TASK REQUIREMENTS –
Could you return, unchanged, the part of the items that opens with the line containing "Output each element" and closes with the line containing "magnitude-tick-label: 21.5 [701,275,759,305]", including both of those lines?

[Element box annotations]
** START **

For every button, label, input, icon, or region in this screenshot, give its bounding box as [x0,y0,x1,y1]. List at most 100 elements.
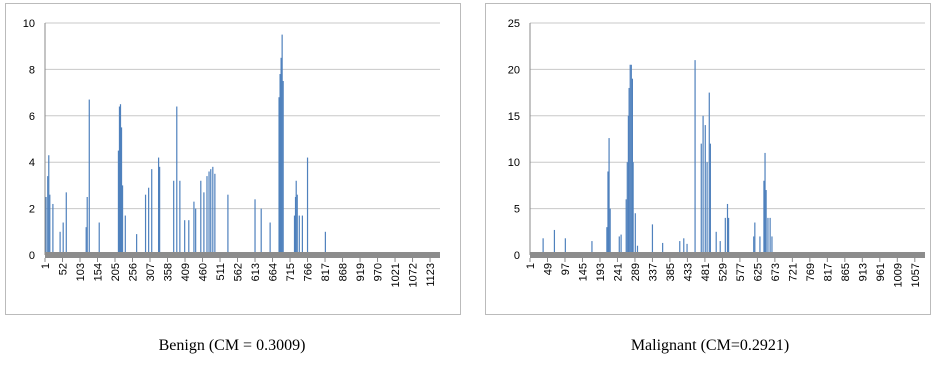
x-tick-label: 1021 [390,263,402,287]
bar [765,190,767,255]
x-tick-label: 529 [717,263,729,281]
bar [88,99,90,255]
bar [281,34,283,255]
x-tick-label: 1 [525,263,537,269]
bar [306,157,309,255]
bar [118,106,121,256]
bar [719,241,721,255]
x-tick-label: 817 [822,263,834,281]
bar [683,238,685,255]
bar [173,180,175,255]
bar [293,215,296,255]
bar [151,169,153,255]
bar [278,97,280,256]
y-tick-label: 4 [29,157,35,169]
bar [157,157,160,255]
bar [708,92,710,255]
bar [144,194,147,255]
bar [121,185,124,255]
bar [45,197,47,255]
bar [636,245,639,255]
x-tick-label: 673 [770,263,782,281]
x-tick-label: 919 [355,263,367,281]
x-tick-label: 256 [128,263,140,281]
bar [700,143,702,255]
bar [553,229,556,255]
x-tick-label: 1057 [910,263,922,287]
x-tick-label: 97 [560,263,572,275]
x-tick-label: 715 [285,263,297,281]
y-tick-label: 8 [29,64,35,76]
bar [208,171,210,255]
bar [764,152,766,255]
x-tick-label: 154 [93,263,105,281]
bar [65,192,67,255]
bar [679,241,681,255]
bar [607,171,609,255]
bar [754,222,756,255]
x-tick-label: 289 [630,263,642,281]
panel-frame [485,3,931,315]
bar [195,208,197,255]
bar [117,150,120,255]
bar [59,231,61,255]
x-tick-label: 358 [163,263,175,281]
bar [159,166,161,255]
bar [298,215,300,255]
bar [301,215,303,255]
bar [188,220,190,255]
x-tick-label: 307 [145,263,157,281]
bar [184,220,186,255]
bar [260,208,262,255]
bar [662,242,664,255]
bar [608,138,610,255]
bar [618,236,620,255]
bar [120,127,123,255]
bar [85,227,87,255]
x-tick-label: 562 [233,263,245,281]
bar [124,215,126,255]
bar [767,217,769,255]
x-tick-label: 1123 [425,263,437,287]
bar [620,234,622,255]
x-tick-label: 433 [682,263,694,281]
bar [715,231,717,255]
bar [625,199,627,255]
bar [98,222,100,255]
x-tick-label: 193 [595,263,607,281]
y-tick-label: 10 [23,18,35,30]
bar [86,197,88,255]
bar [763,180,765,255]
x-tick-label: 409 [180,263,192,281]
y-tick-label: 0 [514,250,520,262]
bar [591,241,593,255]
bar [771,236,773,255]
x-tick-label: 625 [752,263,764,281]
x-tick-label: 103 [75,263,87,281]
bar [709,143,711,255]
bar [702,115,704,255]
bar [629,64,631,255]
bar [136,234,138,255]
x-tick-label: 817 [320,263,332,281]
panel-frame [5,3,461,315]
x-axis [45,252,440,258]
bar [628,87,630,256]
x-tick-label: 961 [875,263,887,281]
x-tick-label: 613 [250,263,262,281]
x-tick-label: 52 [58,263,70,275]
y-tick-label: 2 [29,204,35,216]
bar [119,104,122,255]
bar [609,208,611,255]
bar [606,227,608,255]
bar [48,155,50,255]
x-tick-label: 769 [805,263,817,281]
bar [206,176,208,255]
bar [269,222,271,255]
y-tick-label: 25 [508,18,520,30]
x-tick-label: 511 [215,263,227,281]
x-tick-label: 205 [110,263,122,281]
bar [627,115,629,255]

** END **
** START **

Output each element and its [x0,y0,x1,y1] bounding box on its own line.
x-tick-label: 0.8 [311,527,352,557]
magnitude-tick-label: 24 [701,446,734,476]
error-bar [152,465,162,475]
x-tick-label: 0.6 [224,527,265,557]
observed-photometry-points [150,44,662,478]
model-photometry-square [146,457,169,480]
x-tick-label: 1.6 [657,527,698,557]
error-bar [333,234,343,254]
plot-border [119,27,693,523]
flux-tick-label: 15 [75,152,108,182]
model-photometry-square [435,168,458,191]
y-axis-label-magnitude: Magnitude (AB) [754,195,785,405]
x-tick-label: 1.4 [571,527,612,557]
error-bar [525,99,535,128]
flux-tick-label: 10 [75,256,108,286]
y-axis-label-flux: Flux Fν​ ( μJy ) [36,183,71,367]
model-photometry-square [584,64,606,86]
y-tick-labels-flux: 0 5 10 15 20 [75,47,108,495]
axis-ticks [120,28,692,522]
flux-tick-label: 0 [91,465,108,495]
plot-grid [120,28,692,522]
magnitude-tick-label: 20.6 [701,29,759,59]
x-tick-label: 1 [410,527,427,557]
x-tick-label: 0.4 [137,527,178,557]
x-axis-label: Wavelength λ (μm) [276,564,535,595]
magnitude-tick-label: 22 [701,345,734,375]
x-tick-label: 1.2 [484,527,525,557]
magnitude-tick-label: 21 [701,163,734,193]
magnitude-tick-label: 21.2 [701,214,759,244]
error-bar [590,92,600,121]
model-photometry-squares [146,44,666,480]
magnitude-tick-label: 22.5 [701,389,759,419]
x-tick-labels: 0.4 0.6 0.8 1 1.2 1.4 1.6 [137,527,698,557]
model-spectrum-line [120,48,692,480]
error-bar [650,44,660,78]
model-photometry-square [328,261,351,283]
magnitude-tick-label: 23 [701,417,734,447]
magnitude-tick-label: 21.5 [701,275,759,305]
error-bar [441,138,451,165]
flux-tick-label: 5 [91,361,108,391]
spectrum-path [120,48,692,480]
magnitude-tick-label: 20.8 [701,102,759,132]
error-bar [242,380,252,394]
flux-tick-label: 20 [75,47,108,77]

** END **

EXERCISE RESULT –
Output each element and its [x0,y0,x1,y1] bounding box on its own line.
x-tick-label: 0.8 [311,527,352,557]
magnitude-tick-label: 24 [701,446,734,476]
error-bar [152,465,162,475]
x-tick-label: 0.6 [224,527,265,557]
observed-photometry-points [150,44,662,478]
model-photometry-square [146,457,169,480]
x-tick-label: 1.6 [657,527,698,557]
error-bar [333,234,343,254]
plot-border [119,27,693,523]
flux-tick-label: 15 [75,152,108,182]
model-photometry-square [435,168,458,191]
y-axis-label-magnitude: Magnitude (AB) [754,195,785,405]
x-tick-label: 1.4 [571,527,612,557]
error-bar [525,99,535,128]
flux-tick-label: 10 [75,256,108,286]
y-axis-label-flux: Flux Fν​ ( μJy ) [36,183,71,367]
model-photometry-square [584,64,606,86]
y-tick-labels-flux: 0 5 10 15 20 [75,47,108,495]
axis-ticks [120,28,692,522]
flux-tick-label: 0 [91,465,108,495]
plot-grid [120,28,692,522]
magnitude-tick-label: 20.6 [701,29,759,59]
x-tick-label: 1 [410,527,427,557]
x-tick-label: 0.4 [137,527,178,557]
x-axis-label: Wavelength λ (μm) [276,564,535,595]
magnitude-tick-label: 22 [701,345,734,375]
x-tick-label: 1.2 [484,527,525,557]
magnitude-tick-label: 21 [701,163,734,193]
magnitude-tick-label: 21.2 [701,214,759,244]
error-bar [590,92,600,121]
model-photometry-squares [146,44,666,480]
magnitude-tick-label: 22.5 [701,389,759,419]
x-tick-labels: 0.4 0.6 0.8 1 1.2 1.4 1.6 [137,527,698,557]
model-spectrum-line [120,48,692,480]
error-bar [650,44,660,78]
model-photometry-square [328,261,351,283]
magnitude-tick-label: 23 [701,417,734,447]
magnitude-tick-label: 21.5 [701,275,759,305]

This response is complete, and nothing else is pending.